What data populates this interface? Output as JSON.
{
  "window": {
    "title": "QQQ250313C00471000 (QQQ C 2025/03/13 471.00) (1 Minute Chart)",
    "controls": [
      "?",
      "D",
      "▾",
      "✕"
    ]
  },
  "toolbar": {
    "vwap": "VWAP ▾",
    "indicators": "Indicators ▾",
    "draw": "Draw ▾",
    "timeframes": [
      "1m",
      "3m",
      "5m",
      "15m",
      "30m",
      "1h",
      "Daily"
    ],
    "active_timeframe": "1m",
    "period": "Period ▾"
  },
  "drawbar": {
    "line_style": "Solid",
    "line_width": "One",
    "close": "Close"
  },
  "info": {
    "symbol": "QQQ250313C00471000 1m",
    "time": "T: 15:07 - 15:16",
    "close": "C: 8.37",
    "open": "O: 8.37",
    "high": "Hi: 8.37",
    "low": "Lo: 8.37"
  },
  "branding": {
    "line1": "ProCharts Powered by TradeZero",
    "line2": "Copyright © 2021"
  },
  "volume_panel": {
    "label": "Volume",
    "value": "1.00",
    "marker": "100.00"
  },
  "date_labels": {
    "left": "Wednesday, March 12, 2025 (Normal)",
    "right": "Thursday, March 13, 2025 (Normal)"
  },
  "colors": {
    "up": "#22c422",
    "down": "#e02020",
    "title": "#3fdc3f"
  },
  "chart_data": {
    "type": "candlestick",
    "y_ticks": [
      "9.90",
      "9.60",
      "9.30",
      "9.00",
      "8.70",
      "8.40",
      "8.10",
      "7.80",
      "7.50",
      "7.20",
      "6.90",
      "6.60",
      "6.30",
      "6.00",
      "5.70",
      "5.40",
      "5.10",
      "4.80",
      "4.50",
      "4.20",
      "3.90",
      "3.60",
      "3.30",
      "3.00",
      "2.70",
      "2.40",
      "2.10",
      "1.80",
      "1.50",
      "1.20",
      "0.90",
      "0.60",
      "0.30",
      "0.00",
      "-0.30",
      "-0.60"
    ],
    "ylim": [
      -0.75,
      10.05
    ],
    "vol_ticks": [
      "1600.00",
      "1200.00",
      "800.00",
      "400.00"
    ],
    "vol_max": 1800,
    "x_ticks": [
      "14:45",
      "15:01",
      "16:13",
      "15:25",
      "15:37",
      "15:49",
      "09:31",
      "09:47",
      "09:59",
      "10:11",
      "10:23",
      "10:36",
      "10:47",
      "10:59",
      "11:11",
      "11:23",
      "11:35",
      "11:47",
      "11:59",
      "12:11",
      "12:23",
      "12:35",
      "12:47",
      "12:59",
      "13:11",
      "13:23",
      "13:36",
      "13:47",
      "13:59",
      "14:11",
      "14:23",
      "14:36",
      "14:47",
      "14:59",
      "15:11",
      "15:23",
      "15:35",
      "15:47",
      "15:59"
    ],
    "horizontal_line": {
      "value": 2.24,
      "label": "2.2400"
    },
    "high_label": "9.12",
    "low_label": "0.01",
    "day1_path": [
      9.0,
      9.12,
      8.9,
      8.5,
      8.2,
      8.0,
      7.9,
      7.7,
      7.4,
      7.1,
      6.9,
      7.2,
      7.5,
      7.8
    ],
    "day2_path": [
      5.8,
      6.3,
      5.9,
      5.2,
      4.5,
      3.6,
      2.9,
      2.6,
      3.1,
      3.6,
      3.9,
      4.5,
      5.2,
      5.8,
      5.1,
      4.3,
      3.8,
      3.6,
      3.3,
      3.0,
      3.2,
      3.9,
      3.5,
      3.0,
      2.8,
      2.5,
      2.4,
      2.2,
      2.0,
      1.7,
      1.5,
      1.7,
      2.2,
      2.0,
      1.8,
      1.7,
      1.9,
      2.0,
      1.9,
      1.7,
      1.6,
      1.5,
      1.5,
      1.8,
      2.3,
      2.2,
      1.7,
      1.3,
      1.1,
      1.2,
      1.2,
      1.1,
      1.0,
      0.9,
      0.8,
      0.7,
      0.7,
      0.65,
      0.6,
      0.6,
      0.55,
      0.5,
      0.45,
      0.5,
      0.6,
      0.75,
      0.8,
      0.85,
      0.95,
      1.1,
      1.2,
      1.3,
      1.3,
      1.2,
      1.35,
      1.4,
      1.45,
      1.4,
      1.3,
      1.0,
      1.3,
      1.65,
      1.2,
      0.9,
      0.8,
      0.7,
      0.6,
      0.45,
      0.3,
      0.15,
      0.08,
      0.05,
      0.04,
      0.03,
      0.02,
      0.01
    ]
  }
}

* * * *

**What to do**
From the entries above, select each line containing the string "Normal".

**Output below**
    "left": "Wednesday, March 12, 2025 (Normal)",
    "right": "Thursday, March 13, 2025 (Normal)"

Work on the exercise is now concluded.